Copy all the material that follows, keeping every character the same.

• [The data]
##############################

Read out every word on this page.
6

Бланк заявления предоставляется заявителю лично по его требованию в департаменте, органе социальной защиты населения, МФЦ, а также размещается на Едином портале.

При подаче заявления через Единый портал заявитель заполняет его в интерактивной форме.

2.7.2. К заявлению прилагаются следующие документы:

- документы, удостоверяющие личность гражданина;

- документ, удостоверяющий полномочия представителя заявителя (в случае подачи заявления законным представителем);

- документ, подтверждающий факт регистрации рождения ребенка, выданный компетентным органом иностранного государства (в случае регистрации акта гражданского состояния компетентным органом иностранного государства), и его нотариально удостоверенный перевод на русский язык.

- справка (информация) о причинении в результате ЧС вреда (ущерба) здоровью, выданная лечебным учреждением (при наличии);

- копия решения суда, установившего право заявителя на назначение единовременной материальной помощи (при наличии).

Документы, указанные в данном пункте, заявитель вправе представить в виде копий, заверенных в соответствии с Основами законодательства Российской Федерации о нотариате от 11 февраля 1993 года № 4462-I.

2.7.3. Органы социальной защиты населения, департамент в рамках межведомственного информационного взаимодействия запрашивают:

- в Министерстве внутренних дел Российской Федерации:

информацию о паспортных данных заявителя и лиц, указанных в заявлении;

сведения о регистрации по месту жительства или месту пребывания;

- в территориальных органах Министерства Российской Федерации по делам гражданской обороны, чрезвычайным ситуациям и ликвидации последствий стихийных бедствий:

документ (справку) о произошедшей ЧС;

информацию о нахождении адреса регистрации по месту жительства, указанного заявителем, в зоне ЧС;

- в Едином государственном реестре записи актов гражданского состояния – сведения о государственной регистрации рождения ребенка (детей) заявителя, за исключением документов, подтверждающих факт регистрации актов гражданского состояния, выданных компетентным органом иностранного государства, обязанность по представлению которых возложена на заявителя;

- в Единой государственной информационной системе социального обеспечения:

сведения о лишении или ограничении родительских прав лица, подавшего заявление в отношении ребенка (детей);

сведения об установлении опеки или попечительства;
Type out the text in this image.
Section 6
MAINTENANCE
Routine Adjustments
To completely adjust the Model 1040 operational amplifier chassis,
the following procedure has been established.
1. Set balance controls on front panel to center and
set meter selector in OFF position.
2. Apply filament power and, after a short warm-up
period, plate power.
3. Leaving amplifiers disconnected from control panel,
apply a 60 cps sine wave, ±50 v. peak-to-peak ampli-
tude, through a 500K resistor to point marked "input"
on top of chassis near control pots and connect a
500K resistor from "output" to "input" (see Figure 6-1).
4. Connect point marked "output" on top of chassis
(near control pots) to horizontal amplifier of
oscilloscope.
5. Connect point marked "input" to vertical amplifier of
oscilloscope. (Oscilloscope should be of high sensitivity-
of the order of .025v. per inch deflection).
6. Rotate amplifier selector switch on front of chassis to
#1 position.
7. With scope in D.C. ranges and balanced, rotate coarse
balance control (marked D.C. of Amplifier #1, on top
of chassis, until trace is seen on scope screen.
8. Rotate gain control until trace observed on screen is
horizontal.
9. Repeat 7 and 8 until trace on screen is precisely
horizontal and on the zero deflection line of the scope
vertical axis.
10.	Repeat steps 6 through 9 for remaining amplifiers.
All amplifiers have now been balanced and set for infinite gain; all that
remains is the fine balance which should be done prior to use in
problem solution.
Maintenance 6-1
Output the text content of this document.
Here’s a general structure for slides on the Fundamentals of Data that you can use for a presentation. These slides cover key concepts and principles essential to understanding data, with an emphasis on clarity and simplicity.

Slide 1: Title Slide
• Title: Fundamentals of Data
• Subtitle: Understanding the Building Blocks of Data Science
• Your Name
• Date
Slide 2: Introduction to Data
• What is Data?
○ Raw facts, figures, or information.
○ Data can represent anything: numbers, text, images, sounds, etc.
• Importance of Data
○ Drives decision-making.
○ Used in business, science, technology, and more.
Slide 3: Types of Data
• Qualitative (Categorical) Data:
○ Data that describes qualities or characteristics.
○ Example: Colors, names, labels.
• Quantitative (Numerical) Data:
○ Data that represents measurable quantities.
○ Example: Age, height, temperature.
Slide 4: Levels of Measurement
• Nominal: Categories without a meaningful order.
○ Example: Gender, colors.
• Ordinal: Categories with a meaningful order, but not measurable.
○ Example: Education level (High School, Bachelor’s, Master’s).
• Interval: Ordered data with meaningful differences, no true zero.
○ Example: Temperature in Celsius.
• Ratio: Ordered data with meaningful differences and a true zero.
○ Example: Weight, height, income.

##############################

• [Final answer]
Read out every word on this page.
6

Бланк заявления предоставляется заявителю лично по его требованию в департаменте, органе социальной защиты населения, МФЦ, а также размещается на Едином портале.

При подаче заявления через Единый портал заявитель заполняет его в интерактивной форме.

2.7.2. К заявлению прилагаются следующие документы:

- документы, удостоверяющие личность гражданина;

- документ, удостоверяющий полномочия представителя заявителя (в случае подачи заявления законным представителем);

- документ, подтверждающий факт регистрации рождения ребенка, выданный компетентным органом иностранного государства (в случае регистрации акта гражданского состояния компетентным органом иностранного государства), и его нотариально удостоверенный перевод на русский язык.

- справка (информация) о причинении в результате ЧС вреда (ущерба) здоровью, выданная лечебным учреждением (при наличии);

- копия решения суда, установившего право заявителя на назначение единовременной материальной помощи (при наличии).

Документы, указанные в данном пункте, заявитель вправе представить в виде копий, заверенных в соответствии с Основами законодательства Российской Федерации о нотариате от 11 февраля 1993 года № 4462-I.

2.7.3. Органы социальной защиты населения, департамент в рамках межведомственного информационного взаимодействия запрашивают:

- в Министерстве внутренних дел Российской Федерации:

информацию о паспортных данных заявителя и лиц, указанных в заявлении;

сведения о регистрации по месту жительства или месту пребывания;

- в территориальных органах Министерства Российской Федерации по делам гражданской обороны, чрезвычайным ситуациям и ликвидации последствий стихийных бедствий:

документ (справку) о произошедшей ЧС;

информацию о нахождении адреса регистрации по месту жительства, указанного заявителем, в зоне ЧС;

- в Едином государственном реестре записи актов гражданского состояния – сведения о государственной регистрации рождения ребенка (детей) заявителя, за исключением документов, подтверждающих факт регистрации актов гражданского состояния, выданных компетентным органом иностранного государства, обязанность по представлению которых возложена на заявителя;

- в Единой государственной информационной системе социального обеспечения:

сведения о лишении или ограничении родительских прав лица, подавшего заявление в отношении ребенка (детей);

сведения об установлении опеки или попечительства;
Type out the text in this image.
Section 6
MAINTENANCE
Routine Adjustments
To completely adjust the Model 1040 operational amplifier chassis,
the following procedure has been established.
1. Set balance controls on front panel to center and
set meter selector in OFF position.
2. Apply filament power and, after a short warm-up
period, plate power.
3. Leaving amplifiers disconnected from control panel,
apply a 60 cps sine wave, ±50 v. peak-to-peak ampli-
tude, through a 500K resistor to point marked "input"
on top of chassis near control pots and connect a
500K resistor from "output" to "input" (see Figure 6-1).
4. Connect point marked "output" on top of chassis
(near control pots) to horizontal amplifier of
oscilloscope.
5. Connect point marked "input" to vertical amplifier of
oscilloscope. (Oscilloscope should be of high sensitivity-
of the order of .025v. per inch deflection).
6. Rotate amplifier selector switch on front of chassis to
#1 position.
7. With scope in D.C. ranges and balanced, rotate coarse
balance control (marked D.C. of Amplifier #1, on top
of chassis, until trace is seen on scope screen.
8. Rotate gain control until trace observed on screen is
horizontal.
9. Repeat 7 and 8 until trace on screen is precisely
horizontal and on the zero deflection line of the scope
vertical axis.
10.	Repeat steps 6 through 9 for remaining amplifiers.
All amplifiers have now been balanced and set for infinite gain; all that
remains is the fine balance which should be done prior to use in
problem solution.
Maintenance 6-1
Output the text content of this document.
Here’s a general structure for slides on the Fundamentals of Data that you can use for a presentation. These slides cover key concepts and principles essential to understanding data, with an emphasis on clarity and simplicity.

Slide 1: Title Slide
• Title: Fundamentals of Data
• Subtitle: Understanding the Building Blocks of Data Science
• Your Name
• Date
Slide 2: Introduction to Data
• What is Data?
○ Raw facts, figures, or information.
○ Data can represent anything: numbers, text, images, sounds, etc.
• Importance of Data
○ Drives decision-making.
○ Used in business, science, technology, and more.
Slide 3: Types of Data
• Qualitative (Categorical) Data:
○ Data that describes qualities or characteristics.
○ Example: Colors, names, labels.
• Quantitative (Numerical) Data:
○ Data that represents measurable quantities.
○ Example: Age, height, temperature.
Slide 4: Levels of Measurement
• Nominal: Categories without a meaningful order.
○ Example: Gender, colors.
• Ordinal: Categories with a meaningful order, but not measurable.
○ Example: Education level (High School, Bachelor’s, Master’s).
• Interval: Ordered data with meaningful differences, no true zero.
○ Example: Temperature in Celsius.
• Ratio: Ordered data with meaningful differences and a true zero.
○ Example: Weight, height, income.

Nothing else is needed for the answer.